**INSTRUCTION:**
Give the entries again, word for word.

A block of data
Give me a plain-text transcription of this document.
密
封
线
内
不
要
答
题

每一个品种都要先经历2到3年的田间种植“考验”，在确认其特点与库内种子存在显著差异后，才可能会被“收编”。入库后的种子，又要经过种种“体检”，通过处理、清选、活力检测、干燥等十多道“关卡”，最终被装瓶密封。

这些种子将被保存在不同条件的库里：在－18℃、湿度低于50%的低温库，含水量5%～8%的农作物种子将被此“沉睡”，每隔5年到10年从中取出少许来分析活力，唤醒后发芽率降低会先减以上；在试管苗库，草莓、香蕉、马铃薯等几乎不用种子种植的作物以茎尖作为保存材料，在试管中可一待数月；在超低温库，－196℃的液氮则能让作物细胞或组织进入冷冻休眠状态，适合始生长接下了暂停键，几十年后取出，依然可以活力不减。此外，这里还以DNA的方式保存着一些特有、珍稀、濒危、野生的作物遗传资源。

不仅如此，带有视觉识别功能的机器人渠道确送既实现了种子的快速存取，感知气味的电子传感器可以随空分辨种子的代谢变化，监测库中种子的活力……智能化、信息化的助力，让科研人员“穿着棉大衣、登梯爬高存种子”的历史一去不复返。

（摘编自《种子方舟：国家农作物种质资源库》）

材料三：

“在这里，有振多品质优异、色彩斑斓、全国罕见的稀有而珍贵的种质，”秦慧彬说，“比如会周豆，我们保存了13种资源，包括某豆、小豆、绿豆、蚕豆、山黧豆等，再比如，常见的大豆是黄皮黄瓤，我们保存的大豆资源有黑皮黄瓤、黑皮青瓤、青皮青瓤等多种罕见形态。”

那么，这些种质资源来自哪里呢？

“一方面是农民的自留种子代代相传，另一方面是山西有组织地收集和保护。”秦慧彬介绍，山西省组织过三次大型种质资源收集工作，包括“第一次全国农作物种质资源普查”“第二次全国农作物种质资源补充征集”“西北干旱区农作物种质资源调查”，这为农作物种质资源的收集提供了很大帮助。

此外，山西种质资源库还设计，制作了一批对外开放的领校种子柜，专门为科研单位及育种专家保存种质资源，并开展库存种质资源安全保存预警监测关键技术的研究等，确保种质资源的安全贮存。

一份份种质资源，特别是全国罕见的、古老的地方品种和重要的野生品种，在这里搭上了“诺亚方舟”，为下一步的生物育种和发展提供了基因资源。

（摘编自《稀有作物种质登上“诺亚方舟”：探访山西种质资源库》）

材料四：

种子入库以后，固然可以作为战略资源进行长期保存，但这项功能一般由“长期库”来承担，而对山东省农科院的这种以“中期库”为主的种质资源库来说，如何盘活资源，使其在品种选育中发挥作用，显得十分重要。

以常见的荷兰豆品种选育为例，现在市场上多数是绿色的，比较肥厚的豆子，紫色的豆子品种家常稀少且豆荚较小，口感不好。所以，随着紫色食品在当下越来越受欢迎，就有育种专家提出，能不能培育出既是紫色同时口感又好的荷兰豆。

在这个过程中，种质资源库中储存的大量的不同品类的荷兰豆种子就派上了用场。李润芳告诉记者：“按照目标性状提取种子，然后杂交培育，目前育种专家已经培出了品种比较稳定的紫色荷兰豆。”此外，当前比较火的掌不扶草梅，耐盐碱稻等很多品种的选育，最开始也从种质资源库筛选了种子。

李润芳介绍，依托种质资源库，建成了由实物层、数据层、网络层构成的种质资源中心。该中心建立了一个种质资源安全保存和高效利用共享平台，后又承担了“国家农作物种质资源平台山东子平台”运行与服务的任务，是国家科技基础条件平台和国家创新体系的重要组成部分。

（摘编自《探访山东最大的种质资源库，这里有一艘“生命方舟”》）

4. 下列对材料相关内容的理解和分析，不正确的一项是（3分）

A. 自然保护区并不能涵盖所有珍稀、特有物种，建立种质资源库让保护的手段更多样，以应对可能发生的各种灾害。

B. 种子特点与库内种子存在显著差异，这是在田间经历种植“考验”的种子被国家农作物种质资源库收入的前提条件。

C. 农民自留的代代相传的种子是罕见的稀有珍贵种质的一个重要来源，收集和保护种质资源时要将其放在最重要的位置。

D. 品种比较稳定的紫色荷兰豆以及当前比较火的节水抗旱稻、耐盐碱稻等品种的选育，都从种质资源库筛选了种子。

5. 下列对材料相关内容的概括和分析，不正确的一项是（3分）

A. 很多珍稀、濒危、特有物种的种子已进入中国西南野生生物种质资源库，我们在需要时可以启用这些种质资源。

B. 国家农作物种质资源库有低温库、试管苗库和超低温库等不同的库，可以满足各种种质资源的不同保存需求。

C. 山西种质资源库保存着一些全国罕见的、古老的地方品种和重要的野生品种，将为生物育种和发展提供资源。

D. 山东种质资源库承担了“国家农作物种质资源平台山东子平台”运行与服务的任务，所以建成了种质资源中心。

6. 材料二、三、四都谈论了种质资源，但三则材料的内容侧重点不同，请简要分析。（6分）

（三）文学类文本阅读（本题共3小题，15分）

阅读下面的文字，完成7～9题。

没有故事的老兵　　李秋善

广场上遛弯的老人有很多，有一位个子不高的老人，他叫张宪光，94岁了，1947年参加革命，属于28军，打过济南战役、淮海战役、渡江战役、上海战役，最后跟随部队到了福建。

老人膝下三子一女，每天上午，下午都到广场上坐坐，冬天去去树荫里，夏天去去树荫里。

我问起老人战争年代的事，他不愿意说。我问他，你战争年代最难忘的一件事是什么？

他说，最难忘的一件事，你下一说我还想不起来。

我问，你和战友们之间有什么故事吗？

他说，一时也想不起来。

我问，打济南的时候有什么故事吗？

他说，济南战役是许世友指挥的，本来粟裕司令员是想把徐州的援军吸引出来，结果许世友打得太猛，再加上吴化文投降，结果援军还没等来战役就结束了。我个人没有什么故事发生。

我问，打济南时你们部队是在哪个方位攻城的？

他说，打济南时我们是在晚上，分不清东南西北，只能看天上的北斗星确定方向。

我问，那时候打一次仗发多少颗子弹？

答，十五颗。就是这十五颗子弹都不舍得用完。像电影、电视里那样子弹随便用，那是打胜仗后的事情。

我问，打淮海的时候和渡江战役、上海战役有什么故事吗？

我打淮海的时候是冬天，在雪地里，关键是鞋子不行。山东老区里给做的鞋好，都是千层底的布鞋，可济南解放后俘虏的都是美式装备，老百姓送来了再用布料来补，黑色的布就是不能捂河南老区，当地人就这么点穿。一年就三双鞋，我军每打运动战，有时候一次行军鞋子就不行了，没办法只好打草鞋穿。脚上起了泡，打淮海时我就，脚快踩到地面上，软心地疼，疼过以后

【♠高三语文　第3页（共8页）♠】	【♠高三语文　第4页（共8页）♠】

**ANSWER TO THIS EXERCISE:**
Give me a plain-text transcription of this document.
密
封
线
内
不
要
答
题

每一个品种都要先经历2到3年的田间种植“考验”，在确认其特点与库内种子存在显著差异后，才可能会被“收编”。入库后的种子，又要经过种种“体检”，通过处理、清选、活力检测、干燥等十多道“关卡”，最终被装瓶密封。

这些种子将被保存在不同条件的库里：在－18℃、湿度低于50%的低温库，含水量5%～8%的农作物种子将被此“沉睡”，每隔5年到10年从中取出少许来分析活力，唤醒后发芽率降低会先减以上；在试管苗库，草莓、香蕉、马铃薯等几乎不用种子种植的作物以茎尖作为保存材料，在试管中可一待数月；在超低温库，－196℃的液氮则能让作物细胞或组织进入冷冻休眠状态，适合始生长接下了暂停键，几十年后取出，依然可以活力不减。此外，这里还以DNA的方式保存着一些特有、珍稀、濒危、野生的作物遗传资源。

不仅如此，带有视觉识别功能的机器人渠道确送既实现了种子的快速存取，感知气味的电子传感器可以随空分辨种子的代谢变化，监测库中种子的活力……智能化、信息化的助力，让科研人员“穿着棉大衣、登梯爬高存种子”的历史一去不复返。

（摘编自《种子方舟：国家农作物种质资源库》）

材料三：

“在这里，有振多品质优异、色彩斑斓、全国罕见的稀有而珍贵的种质，”秦慧彬说，“比如会周豆，我们保存了13种资源，包括某豆、小豆、绿豆、蚕豆、山黧豆等，再比如，常见的大豆是黄皮黄瓤，我们保存的大豆资源有黑皮黄瓤、黑皮青瓤、青皮青瓤等多种罕见形态。”

那么，这些种质资源来自哪里呢？

“一方面是农民的自留种子代代相传，另一方面是山西有组织地收集和保护。”秦慧彬介绍，山西省组织过三次大型种质资源收集工作，包括“第一次全国农作物种质资源普查”“第二次全国农作物种质资源补充征集”“西北干旱区农作物种质资源调查”，这为农作物种质资源的收集提供了很大帮助。

此外，山西种质资源库还设计，制作了一批对外开放的领校种子柜，专门为科研单位及育种专家保存种质资源，并开展库存种质资源安全保存预警监测关键技术的研究等，确保种质资源的安全贮存。

一份份种质资源，特别是全国罕见的、古老的地方品种和重要的野生品种，在这里搭上了“诺亚方舟”，为下一步的生物育种和发展提供了基因资源。

（摘编自《稀有作物种质登上“诺亚方舟”：探访山西种质资源库》）

材料四：

种子入库以后，固然可以作为战略资源进行长期保存，但这项功能一般由“长期库”来承担，而对山东省农科院的这种以“中期库”为主的种质资源库来说，如何盘活资源，使其在品种选育中发挥作用，显得十分重要。

以常见的荷兰豆品种选育为例，现在市场上多数是绿色的，比较肥厚的豆子，紫色的豆子品种家常稀少且豆荚较小，口感不好。所以，随着紫色食品在当下越来越受欢迎，就有育种专家提出，能不能培育出既是紫色同时口感又好的荷兰豆。

在这个过程中，种质资源库中储存的大量的不同品类的荷兰豆种子就派上了用场。李润芳告诉记者：“按照目标性状提取种子，然后杂交培育，目前育种专家已经培出了品种比较稳定的紫色荷兰豆。”此外，当前比较火的掌不扶草梅，耐盐碱稻等很多品种的选育，最开始也从种质资源库筛选了种子。

李润芳介绍，依托种质资源库，建成了由实物层、数据层、网络层构成的种质资源中心。该中心建立了一个种质资源安全保存和高效利用共享平台，后又承担了“国家农作物种质资源平台山东子平台”运行与服务的任务，是国家科技基础条件平台和国家创新体系的重要组成部分。

（摘编自《探访山东最大的种质资源库，这里有一艘“生命方舟”》）

4. 下列对材料相关内容的理解和分析，不正确的一项是（3分）

A. 自然保护区并不能涵盖所有珍稀、特有物种，建立种质资源库让保护的手段更多样，以应对可能发生的各种灾害。

B. 种子特点与库内种子存在显著差异，这是在田间经历种植“考验”的种子被国家农作物种质资源库收入的前提条件。

C. 农民自留的代代相传的种子是罕见的稀有珍贵种质的一个重要来源，收集和保护种质资源时要将其放在最重要的位置。

D. 品种比较稳定的紫色荷兰豆以及当前比较火的节水抗旱稻、耐盐碱稻等品种的选育，都从种质资源库筛选了种子。

5. 下列对材料相关内容的概括和分析，不正确的一项是（3分）

A. 很多珍稀、濒危、特有物种的种子已进入中国西南野生生物种质资源库，我们在需要时可以启用这些种质资源。

B. 国家农作物种质资源库有低温库、试管苗库和超低温库等不同的库，可以满足各种种质资源的不同保存需求。

C. 山西种质资源库保存着一些全国罕见的、古老的地方品种和重要的野生品种，将为生物育种和发展提供资源。

D. 山东种质资源库承担了“国家农作物种质资源平台山东子平台”运行与服务的任务，所以建成了种质资源中心。

6. 材料二、三、四都谈论了种质资源，但三则材料的内容侧重点不同，请简要分析。（6分）

（三）文学类文本阅读（本题共3小题，15分）

阅读下面的文字，完成7～9题。

没有故事的老兵　　李秋善

广场上遛弯的老人有很多，有一位个子不高的老人，他叫张宪光，94岁了，1947年参加革命，属于28军，打过济南战役、淮海战役、渡江战役、上海战役，最后跟随部队到了福建。

老人膝下三子一女，每天上午，下午都到广场上坐坐，冬天去去树荫里，夏天去去树荫里。

我问起老人战争年代的事，他不愿意说。我问他，你战争年代最难忘的一件事是什么？

他说，最难忘的一件事，你下一说我还想不起来。

我问，你和战友们之间有什么故事吗？

他说，一时也想不起来。

我问，打济南的时候有什么故事吗？

他说，济南战役是许世友指挥的，本来粟裕司令员是想把徐州的援军吸引出来，结果许世友打得太猛，再加上吴化文投降，结果援军还没等来战役就结束了。我个人没有什么故事发生。

我问，打济南时你们部队是在哪个方位攻城的？

他说，打济南时我们是在晚上，分不清东南西北，只能看天上的北斗星确定方向。

我问，那时候打一次仗发多少颗子弹？

答，十五颗。就是这十五颗子弹都不舍得用完。像电影、电视里那样子弹随便用，那是打胜仗后的事情。

我问，打淮海的时候和渡江战役、上海战役有什么故事吗？

我打淮海的时候是冬天，在雪地里，关键是鞋子不行。山东老区里给做的鞋好，都是千层底的布鞋，可济南解放后俘虏的都是美式装备，老百姓送来了再用布料来补，黑色的布就是不能捂河南老区，当地人就这么点穿。一年就三双鞋，我军每打运动战，有时候一次行军鞋子就不行了，没办法只好打草鞋穿。脚上起了泡，打淮海时我就，脚快踩到地面上，软心地疼，疼过以后

【♠高三语文　第3页（共8页）♠】	【♠高三语文　第4页（共8页）♠】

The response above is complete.